Look below. Copy each line that has "السيف" in it.

[Collected data entries]
----------
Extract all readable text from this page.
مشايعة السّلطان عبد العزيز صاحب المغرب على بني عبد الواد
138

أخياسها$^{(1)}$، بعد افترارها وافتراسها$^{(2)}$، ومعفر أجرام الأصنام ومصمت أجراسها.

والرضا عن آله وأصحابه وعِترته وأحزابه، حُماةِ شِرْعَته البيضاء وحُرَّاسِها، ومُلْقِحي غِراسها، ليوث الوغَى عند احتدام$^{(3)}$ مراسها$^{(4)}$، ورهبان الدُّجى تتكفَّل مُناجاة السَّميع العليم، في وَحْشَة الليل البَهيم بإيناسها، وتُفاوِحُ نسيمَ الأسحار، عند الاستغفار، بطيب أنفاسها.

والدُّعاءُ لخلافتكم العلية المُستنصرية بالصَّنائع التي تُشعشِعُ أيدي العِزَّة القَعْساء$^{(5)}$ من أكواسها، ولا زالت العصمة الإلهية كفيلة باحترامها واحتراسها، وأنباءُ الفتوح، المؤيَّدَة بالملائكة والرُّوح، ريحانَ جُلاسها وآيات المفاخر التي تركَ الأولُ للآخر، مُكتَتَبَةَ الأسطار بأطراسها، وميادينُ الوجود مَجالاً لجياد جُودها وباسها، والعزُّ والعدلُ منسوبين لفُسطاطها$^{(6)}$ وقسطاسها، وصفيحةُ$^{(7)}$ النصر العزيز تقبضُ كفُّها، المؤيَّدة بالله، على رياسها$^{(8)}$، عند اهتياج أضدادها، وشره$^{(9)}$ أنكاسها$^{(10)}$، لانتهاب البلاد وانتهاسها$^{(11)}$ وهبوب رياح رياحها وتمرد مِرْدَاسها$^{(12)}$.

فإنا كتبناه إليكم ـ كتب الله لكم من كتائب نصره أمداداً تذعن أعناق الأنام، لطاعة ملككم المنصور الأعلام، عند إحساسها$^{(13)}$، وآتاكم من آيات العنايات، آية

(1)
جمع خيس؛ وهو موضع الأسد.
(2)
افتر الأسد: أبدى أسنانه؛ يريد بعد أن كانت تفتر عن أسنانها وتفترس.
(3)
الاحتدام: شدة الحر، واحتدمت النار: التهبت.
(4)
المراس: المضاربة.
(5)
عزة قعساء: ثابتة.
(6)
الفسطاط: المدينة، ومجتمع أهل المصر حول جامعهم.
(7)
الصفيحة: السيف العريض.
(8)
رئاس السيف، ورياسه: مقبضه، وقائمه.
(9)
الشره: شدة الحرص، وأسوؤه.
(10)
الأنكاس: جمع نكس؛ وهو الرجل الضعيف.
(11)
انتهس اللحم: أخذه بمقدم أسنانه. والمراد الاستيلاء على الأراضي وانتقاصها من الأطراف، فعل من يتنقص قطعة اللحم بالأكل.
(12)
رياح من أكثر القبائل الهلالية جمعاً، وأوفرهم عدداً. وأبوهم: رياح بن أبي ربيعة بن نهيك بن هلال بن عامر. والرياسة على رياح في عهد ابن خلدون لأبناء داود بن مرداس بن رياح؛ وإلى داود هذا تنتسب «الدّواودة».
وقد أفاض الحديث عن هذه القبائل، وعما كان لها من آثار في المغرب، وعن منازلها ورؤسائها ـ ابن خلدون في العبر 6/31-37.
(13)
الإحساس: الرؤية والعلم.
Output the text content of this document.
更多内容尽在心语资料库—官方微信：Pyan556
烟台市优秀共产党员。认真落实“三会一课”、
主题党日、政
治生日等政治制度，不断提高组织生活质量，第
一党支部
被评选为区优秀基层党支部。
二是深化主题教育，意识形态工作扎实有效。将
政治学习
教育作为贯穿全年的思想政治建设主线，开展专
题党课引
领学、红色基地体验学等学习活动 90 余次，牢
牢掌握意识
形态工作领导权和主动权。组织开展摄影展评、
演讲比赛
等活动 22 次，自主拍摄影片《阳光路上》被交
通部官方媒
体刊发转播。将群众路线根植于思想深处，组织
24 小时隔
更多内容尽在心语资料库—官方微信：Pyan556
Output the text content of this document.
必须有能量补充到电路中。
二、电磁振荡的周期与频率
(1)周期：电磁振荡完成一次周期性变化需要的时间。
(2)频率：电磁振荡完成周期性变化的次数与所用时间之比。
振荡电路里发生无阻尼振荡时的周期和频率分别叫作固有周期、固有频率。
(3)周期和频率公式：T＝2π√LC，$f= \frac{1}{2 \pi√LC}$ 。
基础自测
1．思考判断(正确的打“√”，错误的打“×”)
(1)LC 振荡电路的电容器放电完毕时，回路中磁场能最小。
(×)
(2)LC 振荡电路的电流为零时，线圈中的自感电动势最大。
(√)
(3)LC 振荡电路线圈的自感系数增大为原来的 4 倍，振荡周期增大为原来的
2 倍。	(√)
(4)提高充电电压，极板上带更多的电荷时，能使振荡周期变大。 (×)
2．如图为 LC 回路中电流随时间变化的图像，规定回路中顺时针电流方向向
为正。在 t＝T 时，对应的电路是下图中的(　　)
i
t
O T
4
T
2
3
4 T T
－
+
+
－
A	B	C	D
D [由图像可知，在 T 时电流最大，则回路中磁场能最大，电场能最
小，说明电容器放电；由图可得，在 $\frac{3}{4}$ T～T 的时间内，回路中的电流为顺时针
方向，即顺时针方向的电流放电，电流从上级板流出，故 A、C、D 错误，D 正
----------
(The response)
الصفيحة: السيف العريض.
رئاس السيف، ورياسه: مقبضه، وقائمه.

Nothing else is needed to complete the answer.